## Objective
State how many lines of the entries below hold the word "Creation"; reply with nothing but the number.

====== Raw data

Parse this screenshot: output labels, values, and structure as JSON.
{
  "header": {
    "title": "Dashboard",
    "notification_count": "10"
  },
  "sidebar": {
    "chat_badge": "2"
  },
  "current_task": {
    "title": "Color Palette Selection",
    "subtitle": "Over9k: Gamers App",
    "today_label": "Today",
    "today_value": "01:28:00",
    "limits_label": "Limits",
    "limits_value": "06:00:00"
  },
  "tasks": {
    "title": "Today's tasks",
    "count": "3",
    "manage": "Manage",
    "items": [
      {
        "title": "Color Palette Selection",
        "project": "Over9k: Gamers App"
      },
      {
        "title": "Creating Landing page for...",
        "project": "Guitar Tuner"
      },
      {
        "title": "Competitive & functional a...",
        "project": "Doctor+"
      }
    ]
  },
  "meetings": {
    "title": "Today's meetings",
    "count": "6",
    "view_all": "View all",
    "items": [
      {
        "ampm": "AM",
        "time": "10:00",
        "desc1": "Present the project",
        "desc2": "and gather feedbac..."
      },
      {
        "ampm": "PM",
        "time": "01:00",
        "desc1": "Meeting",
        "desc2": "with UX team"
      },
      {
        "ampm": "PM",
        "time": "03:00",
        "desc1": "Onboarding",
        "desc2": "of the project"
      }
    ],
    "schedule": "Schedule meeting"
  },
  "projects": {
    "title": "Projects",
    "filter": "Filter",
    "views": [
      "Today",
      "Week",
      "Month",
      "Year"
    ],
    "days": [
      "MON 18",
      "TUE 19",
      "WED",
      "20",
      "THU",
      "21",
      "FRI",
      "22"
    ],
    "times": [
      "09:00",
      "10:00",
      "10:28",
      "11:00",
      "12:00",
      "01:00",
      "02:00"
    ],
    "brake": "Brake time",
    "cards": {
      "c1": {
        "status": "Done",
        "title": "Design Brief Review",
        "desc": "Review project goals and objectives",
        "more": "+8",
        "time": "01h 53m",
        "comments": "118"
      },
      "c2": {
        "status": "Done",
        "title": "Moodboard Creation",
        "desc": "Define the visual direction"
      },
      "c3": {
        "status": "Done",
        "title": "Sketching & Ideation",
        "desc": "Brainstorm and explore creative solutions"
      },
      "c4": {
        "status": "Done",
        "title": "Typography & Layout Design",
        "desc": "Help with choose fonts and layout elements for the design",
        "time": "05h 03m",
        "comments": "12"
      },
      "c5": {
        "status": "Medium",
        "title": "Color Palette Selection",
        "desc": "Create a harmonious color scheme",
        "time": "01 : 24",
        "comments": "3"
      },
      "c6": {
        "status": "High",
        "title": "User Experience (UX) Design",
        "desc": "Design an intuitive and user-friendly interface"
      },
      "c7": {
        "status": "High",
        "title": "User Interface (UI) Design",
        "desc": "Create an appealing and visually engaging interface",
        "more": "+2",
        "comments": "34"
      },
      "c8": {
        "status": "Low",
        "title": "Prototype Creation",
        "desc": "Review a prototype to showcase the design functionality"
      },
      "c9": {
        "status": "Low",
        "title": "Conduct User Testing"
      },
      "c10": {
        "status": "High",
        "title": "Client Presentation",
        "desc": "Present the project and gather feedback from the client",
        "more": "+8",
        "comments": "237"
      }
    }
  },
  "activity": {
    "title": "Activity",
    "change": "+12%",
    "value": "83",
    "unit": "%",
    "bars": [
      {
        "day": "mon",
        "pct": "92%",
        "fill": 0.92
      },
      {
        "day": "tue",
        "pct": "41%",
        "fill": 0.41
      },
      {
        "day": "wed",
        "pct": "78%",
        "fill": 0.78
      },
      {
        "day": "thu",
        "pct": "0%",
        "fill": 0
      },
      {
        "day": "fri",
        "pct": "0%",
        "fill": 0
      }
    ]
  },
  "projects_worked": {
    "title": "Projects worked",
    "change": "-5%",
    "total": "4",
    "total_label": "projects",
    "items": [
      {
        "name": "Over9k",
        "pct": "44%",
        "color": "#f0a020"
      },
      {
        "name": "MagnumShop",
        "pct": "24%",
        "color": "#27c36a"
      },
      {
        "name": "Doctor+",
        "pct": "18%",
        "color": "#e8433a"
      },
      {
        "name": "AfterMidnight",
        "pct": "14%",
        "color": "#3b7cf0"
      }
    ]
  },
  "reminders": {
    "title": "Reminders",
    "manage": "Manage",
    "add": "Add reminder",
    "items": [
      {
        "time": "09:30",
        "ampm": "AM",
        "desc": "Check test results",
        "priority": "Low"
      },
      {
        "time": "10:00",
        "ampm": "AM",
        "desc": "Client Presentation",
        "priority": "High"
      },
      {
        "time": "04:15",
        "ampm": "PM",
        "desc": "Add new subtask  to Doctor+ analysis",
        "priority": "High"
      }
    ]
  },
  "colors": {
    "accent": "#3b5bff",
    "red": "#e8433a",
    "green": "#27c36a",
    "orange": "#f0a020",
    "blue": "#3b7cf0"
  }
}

============

## Correct result
2